Exercise requirements
Render every entry exactly as it appears.

Exercise inputs
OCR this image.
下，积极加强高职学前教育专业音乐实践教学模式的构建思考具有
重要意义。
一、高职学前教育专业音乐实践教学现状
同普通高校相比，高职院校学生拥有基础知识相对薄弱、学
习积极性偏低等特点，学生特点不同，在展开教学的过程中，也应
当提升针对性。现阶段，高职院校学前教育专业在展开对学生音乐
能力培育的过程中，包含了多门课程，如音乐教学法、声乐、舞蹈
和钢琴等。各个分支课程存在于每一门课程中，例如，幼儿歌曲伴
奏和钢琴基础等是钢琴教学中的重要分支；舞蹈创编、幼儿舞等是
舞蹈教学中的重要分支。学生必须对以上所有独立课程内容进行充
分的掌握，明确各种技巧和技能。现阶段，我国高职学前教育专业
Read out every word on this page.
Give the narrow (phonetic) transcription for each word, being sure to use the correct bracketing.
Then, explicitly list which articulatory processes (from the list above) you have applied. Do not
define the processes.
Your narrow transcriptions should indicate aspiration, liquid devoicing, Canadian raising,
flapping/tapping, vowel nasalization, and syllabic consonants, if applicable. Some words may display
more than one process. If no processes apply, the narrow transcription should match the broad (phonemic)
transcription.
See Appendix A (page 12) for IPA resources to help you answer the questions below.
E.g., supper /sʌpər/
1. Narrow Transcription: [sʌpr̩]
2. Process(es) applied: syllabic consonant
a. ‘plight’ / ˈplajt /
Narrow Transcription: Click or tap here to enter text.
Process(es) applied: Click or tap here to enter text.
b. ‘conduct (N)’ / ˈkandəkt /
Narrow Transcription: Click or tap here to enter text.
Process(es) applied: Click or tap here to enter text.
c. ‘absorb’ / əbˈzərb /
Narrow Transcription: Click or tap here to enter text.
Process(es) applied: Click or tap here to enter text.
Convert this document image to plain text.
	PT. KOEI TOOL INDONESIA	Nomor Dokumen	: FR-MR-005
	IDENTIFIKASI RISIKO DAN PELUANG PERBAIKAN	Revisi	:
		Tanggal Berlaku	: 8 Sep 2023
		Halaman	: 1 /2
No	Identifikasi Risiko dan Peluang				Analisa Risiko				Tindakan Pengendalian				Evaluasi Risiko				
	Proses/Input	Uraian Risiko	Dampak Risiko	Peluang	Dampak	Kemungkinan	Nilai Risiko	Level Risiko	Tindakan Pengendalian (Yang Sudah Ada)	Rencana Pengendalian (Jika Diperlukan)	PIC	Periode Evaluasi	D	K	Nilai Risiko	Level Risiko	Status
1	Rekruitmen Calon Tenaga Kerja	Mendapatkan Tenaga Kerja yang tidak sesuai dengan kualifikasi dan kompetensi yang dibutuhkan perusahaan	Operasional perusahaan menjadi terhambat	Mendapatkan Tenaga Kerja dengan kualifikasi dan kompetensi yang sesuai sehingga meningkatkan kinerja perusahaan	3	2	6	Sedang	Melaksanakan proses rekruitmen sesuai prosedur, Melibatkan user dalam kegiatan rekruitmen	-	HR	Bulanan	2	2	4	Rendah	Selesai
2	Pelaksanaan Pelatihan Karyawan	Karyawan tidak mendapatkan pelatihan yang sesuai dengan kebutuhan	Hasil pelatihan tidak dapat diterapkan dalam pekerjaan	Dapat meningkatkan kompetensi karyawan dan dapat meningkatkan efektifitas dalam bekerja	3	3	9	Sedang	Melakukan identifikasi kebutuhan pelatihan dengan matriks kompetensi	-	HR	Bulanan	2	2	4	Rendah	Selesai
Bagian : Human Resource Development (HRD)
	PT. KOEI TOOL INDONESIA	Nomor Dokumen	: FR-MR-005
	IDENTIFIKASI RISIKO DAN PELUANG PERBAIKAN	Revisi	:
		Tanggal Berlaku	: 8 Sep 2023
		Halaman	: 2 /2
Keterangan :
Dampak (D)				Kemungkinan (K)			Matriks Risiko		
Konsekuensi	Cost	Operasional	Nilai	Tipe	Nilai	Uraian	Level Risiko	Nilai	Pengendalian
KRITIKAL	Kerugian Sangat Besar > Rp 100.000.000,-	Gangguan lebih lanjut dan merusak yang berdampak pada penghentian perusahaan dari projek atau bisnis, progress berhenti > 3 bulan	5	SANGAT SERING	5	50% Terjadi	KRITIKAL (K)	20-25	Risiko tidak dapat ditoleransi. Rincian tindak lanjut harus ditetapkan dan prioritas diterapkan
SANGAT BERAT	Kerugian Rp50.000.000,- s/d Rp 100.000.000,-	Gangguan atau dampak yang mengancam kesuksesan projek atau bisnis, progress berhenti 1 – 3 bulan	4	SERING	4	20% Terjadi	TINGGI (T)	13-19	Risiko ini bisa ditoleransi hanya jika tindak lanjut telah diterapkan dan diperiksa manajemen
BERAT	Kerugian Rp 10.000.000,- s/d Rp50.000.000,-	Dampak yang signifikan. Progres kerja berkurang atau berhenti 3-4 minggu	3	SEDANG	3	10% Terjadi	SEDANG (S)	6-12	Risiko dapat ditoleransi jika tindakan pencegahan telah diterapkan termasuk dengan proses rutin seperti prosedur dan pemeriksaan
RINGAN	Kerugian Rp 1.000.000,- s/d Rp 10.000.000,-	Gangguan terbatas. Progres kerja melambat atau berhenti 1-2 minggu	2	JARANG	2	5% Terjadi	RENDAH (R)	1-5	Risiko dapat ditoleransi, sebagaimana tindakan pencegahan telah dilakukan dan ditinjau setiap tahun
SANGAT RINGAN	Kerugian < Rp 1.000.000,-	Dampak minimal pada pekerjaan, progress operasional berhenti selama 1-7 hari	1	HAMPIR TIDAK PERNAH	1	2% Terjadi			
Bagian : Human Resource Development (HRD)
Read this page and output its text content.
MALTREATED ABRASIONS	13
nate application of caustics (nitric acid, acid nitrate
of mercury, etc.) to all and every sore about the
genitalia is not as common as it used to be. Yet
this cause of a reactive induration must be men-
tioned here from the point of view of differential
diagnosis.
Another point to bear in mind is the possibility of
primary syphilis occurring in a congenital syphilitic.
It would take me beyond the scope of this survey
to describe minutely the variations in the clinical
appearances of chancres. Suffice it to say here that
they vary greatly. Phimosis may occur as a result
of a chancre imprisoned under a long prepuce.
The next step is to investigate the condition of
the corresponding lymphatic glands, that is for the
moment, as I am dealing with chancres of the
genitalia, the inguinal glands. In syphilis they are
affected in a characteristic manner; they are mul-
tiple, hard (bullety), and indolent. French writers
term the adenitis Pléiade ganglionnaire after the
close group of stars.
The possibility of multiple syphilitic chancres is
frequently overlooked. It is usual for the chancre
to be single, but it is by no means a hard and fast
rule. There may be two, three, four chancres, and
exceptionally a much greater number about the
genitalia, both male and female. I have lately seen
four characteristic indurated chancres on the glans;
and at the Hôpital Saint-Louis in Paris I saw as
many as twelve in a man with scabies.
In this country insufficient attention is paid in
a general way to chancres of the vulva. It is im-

Task response
OCR this image.
下，积极加强高职学前教育专业音乐实践教学模式的构建思考具有
重要意义。
一、高职学前教育专业音乐实践教学现状
同普通高校相比，高职院校学生拥有基础知识相对薄弱、学
习积极性偏低等特点，学生特点不同，在展开教学的过程中，也应
当提升针对性。现阶段，高职院校学前教育专业在展开对学生音乐
能力培育的过程中，包含了多门课程，如音乐教学法、声乐、舞蹈
和钢琴等。各个分支课程存在于每一门课程中，例如，幼儿歌曲伴
奏和钢琴基础等是钢琴教学中的重要分支；舞蹈创编、幼儿舞等是
舞蹈教学中的重要分支。学生必须对以上所有独立课程内容进行充
分的掌握，明确各种技巧和技能。现阶段，我国高职学前教育专业
Read out every word on this page.
Give the narrow (phonetic) transcription for each word, being sure to use the correct bracketing.
Then, explicitly list which articulatory processes (from the list above) you have applied. Do not
define the processes.
Your narrow transcriptions should indicate aspiration, liquid devoicing, Canadian raising,
flapping/tapping, vowel nasalization, and syllabic consonants, if applicable. Some words may display
more than one process. If no processes apply, the narrow transcription should match the broad (phonemic)
transcription.
See Appendix A (page 12) for IPA resources to help you answer the questions below.
E.g., supper /sʌpər/
1. Narrow Transcription: [sʌpr̩]
2. Process(es) applied: syllabic consonant
a. ‘plight’ / ˈplajt /
Narrow Transcription: Click or tap here to enter text.
Process(es) applied: Click or tap here to enter text.
b. ‘conduct (N)’ / ˈkandəkt /
Narrow Transcription: Click or tap here to enter text.
Process(es) applied: Click or tap here to enter text.
c. ‘absorb’ / əbˈzərb /
Narrow Transcription: Click or tap here to enter text.
Process(es) applied: Click or tap here to enter text.
Convert this document image to plain text.
	PT. KOEI TOOL INDONESIA	Nomor Dokumen	: FR-MR-005
	IDENTIFIKASI RISIKO DAN PELUANG PERBAIKAN	Revisi	:
		Tanggal Berlaku	: 8 Sep 2023
		Halaman	: 1 /2
No	Identifikasi Risiko dan Peluang				Analisa Risiko				Tindakan Pengendalian				Evaluasi Risiko				
	Proses/Input	Uraian Risiko	Dampak Risiko	Peluang	Dampak	Kemungkinan	Nilai Risiko	Level Risiko	Tindakan Pengendalian (Yang Sudah Ada)	Rencana Pengendalian (Jika Diperlukan)	PIC	Periode Evaluasi	D	K	Nilai Risiko	Level Risiko	Status
1	Rekruitmen Calon Tenaga Kerja	Mendapatkan Tenaga Kerja yang tidak sesuai dengan kualifikasi dan kompetensi yang dibutuhkan perusahaan	Operasional perusahaan menjadi terhambat	Mendapatkan Tenaga Kerja dengan kualifikasi dan kompetensi yang sesuai sehingga meningkatkan kinerja perusahaan	3	2	6	Sedang	Melaksanakan proses rekruitmen sesuai prosedur, Melibatkan user dalam kegiatan rekruitmen	-	HR	Bulanan	2	2	4	Rendah	Selesai
2	Pelaksanaan Pelatihan Karyawan	Karyawan tidak mendapatkan pelatihan yang sesuai dengan kebutuhan	Hasil pelatihan tidak dapat diterapkan dalam pekerjaan	Dapat meningkatkan kompetensi karyawan dan dapat meningkatkan efektifitas dalam bekerja	3	3	9	Sedang	Melakukan identifikasi kebutuhan pelatihan dengan matriks kompetensi	-	HR	Bulanan	2	2	4	Rendah	Selesai
Bagian : Human Resource Development (HRD)
	PT. KOEI TOOL INDONESIA	Nomor Dokumen	: FR-MR-005
	IDENTIFIKASI RISIKO DAN PELUANG PERBAIKAN	Revisi	:
		Tanggal Berlaku	: 8 Sep 2023
		Halaman	: 2 /2
Keterangan :
Dampak (D)				Kemungkinan (K)			Matriks Risiko		
Konsekuensi	Cost	Operasional	Nilai	Tipe	Nilai	Uraian	Level Risiko	Nilai	Pengendalian
KRITIKAL	Kerugian Sangat Besar > Rp 100.000.000,-	Gangguan lebih lanjut dan merusak yang berdampak pada penghentian perusahaan dari projek atau bisnis, progress berhenti > 3 bulan	5	SANGAT SERING	5	50% Terjadi	KRITIKAL (K)	20-25	Risiko tidak dapat ditoleransi. Rincian tindak lanjut harus ditetapkan dan prioritas diterapkan
SANGAT BERAT	Kerugian Rp50.000.000,- s/d Rp 100.000.000,-	Gangguan atau dampak yang mengancam kesuksesan projek atau bisnis, progress berhenti 1 – 3 bulan	4	SERING	4	20% Terjadi	TINGGI (T)	13-19	Risiko ini bisa ditoleransi hanya jika tindak lanjut telah diterapkan dan diperiksa manajemen
BERAT	Kerugian Rp 10.000.000,- s/d Rp50.000.000,-	Dampak yang signifikan. Progres kerja berkurang atau berhenti 3-4 minggu	3	SEDANG	3	10% Terjadi	SEDANG (S)	6-12	Risiko dapat ditoleransi jika tindakan pencegahan telah diterapkan termasuk dengan proses rutin seperti prosedur dan pemeriksaan
RINGAN	Kerugian Rp 1.000.000,- s/d Rp 10.000.000,-	Gangguan terbatas. Progres kerja melambat atau berhenti 1-2 minggu	2	JARANG	2	5% Terjadi	RENDAH (R)	1-5	Risiko dapat ditoleransi, sebagaimana tindakan pencegahan telah dilakukan dan ditinjau setiap tahun
SANGAT RINGAN	Kerugian < Rp 1.000.000,-	Dampak minimal pada pekerjaan, progress operasional berhenti selama 1-7 hari	1	HAMPIR TIDAK PERNAH	1	2% Terjadi			
Bagian : Human Resource Development (HRD)
Read this page and output its text content.
MALTREATED ABRASIONS	13
nate application of caustics (nitric acid, acid nitrate
of mercury, etc.) to all and every sore about the
genitalia is not as common as it used to be. Yet
this cause of a reactive induration must be men-
tioned here from the point of view of differential
diagnosis.
Another point to bear in mind is the possibility of
primary syphilis occurring in a congenital syphilitic.
It would take me beyond the scope of this survey
to describe minutely the variations in the clinical
appearances of chancres. Suffice it to say here that
they vary greatly. Phimosis may occur as a result
of a chancre imprisoned under a long prepuce.
The next step is to investigate the condition of
the corresponding lymphatic glands, that is for the
moment, as I am dealing with chancres of the
genitalia, the inguinal glands. In syphilis they are
affected in a characteristic manner; they are mul-
tiple, hard (bullety), and indolent. French writers
term the adenitis Pléiade ganglionnaire after the
close group of stars.
The possibility of multiple syphilitic chancres is
frequently overlooked. It is usual for the chancre
to be single, but it is by no means a hard and fast
rule. There may be two, three, four chancres, and
exceptionally a much greater number about the
genitalia, both male and female. I have lately seen
four characteristic indurated chancres on the glans;
and at the Hôpital Saint-Louis in Paris I saw as
many as twelve in a man with scabies.
In this country insufficient attention is paid in
a general way to chancres of the vulva. It is im-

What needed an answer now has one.